▶ [WRITTEN PROBLEM] Type out the records that follow, exactly as given.

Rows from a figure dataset
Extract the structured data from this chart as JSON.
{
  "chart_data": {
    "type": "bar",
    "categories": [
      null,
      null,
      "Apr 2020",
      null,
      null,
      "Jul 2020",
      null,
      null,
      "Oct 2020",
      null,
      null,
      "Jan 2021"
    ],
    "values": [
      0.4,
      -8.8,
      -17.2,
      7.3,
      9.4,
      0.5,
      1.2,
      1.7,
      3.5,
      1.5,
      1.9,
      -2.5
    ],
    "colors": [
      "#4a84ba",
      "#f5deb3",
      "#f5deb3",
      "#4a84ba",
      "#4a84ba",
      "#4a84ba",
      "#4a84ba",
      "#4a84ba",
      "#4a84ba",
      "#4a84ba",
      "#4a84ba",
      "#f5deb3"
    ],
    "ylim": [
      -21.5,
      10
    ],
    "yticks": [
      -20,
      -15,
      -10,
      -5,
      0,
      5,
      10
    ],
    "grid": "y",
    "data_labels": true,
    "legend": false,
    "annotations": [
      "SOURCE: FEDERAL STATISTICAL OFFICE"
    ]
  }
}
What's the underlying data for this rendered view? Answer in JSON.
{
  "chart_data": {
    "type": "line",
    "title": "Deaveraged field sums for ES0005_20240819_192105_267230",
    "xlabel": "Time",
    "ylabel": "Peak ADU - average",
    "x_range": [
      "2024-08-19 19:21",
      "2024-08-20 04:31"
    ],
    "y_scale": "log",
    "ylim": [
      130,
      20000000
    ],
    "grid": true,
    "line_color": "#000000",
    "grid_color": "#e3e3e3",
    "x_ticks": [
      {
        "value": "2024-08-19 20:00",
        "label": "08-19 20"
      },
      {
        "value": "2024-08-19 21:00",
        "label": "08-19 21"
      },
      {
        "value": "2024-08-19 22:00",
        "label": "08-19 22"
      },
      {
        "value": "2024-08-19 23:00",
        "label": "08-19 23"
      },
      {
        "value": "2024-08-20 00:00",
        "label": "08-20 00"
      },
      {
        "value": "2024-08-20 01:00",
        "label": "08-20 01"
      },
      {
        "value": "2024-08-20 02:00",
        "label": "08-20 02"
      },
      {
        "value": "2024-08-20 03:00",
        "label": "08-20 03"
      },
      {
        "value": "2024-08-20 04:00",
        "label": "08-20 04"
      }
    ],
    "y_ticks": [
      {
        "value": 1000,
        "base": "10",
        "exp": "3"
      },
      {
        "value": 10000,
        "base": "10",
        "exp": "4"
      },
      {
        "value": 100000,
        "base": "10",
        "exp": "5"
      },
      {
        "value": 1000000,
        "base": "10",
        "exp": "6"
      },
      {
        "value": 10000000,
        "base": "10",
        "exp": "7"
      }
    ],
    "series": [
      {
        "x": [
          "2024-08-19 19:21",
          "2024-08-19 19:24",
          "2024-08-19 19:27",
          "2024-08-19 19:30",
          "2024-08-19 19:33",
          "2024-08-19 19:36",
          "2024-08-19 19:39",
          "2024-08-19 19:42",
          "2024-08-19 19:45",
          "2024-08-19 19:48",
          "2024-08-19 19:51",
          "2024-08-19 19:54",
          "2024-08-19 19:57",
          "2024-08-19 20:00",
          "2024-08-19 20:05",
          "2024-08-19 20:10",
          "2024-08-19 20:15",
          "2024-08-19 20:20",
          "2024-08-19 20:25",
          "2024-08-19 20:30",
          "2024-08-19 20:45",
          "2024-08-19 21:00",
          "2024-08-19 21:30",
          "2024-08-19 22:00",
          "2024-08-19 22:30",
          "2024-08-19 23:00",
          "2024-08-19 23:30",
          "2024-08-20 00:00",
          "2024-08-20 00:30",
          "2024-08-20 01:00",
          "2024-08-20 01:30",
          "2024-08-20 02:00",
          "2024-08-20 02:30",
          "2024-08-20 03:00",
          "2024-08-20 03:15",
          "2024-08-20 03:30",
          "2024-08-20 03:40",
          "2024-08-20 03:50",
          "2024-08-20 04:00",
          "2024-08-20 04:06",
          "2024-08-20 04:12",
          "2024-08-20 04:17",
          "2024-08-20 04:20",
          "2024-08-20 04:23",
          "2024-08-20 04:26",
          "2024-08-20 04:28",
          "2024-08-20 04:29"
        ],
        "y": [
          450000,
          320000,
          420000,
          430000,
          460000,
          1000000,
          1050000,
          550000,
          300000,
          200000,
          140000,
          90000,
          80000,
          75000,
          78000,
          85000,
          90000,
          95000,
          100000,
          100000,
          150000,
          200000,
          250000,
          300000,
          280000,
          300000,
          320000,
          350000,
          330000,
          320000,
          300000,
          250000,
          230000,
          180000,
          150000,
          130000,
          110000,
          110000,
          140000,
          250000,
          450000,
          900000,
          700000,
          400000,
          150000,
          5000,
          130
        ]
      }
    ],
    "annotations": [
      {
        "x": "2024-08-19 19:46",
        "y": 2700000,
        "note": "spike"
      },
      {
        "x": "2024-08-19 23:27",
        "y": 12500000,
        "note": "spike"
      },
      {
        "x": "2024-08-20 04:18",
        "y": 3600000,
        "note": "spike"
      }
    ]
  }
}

▶ [THE RESULT]
Extract the structured data from this chart as JSON.
{
  "chart_data": {
    "type": "bar",
    "categories": [
      null,
      null,
      "Apr 2020",
      null,
      null,
      "Jul 2020",
      null,
      null,
      "Oct 2020",
      null,
      null,
      "Jan 2021"
    ],
    "values": [
      0.4,
      -8.8,
      -17.2,
      7.3,
      9.4,
      0.5,
      1.2,
      1.7,
      3.5,
      1.5,
      1.9,
      -2.5
    ],
    "colors": [
      "#4a84ba",
      "#f5deb3",
      "#f5deb3",
      "#4a84ba",
      "#4a84ba",
      "#4a84ba",
      "#4a84ba",
      "#4a84ba",
      "#4a84ba",
      "#4a84ba",
      "#4a84ba",
      "#f5deb3"
    ],
    "ylim": [
      -21.5,
      10
    ],
    "yticks": [
      -20,
      -15,
      -10,
      -5,
      0,
      5,
      10
    ],
    "grid": "y",
    "data_labels": true,
    "legend": false,
    "annotations": [
      "SOURCE: FEDERAL STATISTICAL OFFICE"
    ]
  }
}
What's the underlying data for this rendered view? Answer in JSON.
{
  "chart_data": {
    "type": "line",
    "title": "Deaveraged field sums for ES0005_20240819_192105_267230",
    "xlabel": "Time",
    "ylabel": "Peak ADU - average",
    "x_range": [
      "2024-08-19 19:21",
      "2024-08-20 04:31"
    ],
    "y_scale": "log",
    "ylim": [
      130,
      20000000
    ],
    "grid": true,
    "line_color": "#000000",
    "grid_color": "#e3e3e3",
    "x_ticks": [
      {
        "value": "2024-08-19 20:00",
        "label": "08-19 20"
      },
      {
        "value": "2024-08-19 21:00",
        "label": "08-19 21"
      },
      {
        "value": "2024-08-19 22:00",
        "label": "08-19 22"
      },
      {
        "value": "2024-08-19 23:00",
        "label": "08-19 23"
      },
      {
        "value": "2024-08-20 00:00",
        "label": "08-20 00"
      },
      {
        "value": "2024-08-20 01:00",
        "label": "08-20 01"
      },
      {
        "value": "2024-08-20 02:00",
        "label": "08-20 02"
      },
      {
        "value": "2024-08-20 03:00",
        "label": "08-20 03"
      },
      {
        "value": "2024-08-20 04:00",
        "label": "08-20 04"
      }
    ],
    "y_ticks": [
      {
        "value": 1000,
        "base": "10",
        "exp": "3"
      },
      {
        "value": 10000,
        "base": "10",
        "exp": "4"
      },
      {
        "value": 100000,
        "base": "10",
        "exp": "5"
      },
      {
        "value": 1000000,
        "base": "10",
        "exp": "6"
      },
      {
        "value": 10000000,
        "base": "10",
        "exp": "7"
      }
    ],
    "series": [
      {
        "x": [
          "2024-08-19 19:21",
          "2024-08-19 19:24",
          "2024-08-19 19:27",
          "2024-08-19 19:30",
          "2024-08-19 19:33",
          "2024-08-19 19:36",
          "2024-08-19 19:39",
          "2024-08-19 19:42",
          "2024-08-19 19:45",
          "2024-08-19 19:48",
          "2024-08-19 19:51",
          "2024-08-19 19:54",
          "2024-08-19 19:57",
          "2024-08-19 20:00",
          "2024-08-19 20:05",
          "2024-08-19 20:10",
          "2024-08-19 20:15",
          "2024-08-19 20:20",
          "2024-08-19 20:25",
          "2024-08-19 20:30",
          "2024-08-19 20:45",
          "2024-08-19 21:00",
          "2024-08-19 21:30",
          "2024-08-19 22:00",
          "2024-08-19 22:30",
          "2024-08-19 23:00",
          "2024-08-19 23:30",
          "2024-08-20 00:00",
          "2024-08-20 00:30",
          "2024-08-20 01:00",
          "2024-08-20 01:30",
          "2024-08-20 02:00",
          "2024-08-20 02:30",
          "2024-08-20 03:00",
          "2024-08-20 03:15",
          "2024-08-20 03:30",
          "2024-08-20 03:40",
          "2024-08-20 03:50",
          "2024-08-20 04:00",
          "2024-08-20 04:06",
          "2024-08-20 04:12",
          "2024-08-20 04:17",
          "2024-08-20 04:20",
          "2024-08-20 04:23",
          "2024-08-20 04:26",
          "2024-08-20 04:28",
          "2024-08-20 04:29"
        ],
        "y": [
          450000,
          320000,
          420000,
          430000,
          460000,
          1000000,
          1050000,
          550000,
          300000,
          200000,
          140000,
          90000,
          80000,
          75000,
          78000,
          85000,
          90000,
          95000,
          100000,
          100000,
          150000,
          200000,
          250000,
          300000,
          280000,
          300000,
          320000,
          350000,
          330000,
          320000,
          300000,
          250000,
          230000,
          180000,
          150000,
          130000,
          110000,
          110000,
          140000,
          250000,
          450000,
          900000,
          700000,
          400000,
          150000,
          5000,
          130
        ]
      }
    ],
    "annotations": [
      {
        "x": "2024-08-19 19:46",
        "y": 2700000,
        "note": "spike"
      },
      {
        "x": "2024-08-19 23:27",
        "y": 12500000,
        "note": "spike"
      },
      {
        "x": "2024-08-20 04:18",
        "y": 3600000,
        "note": "spike"
      }
    ]
  }
}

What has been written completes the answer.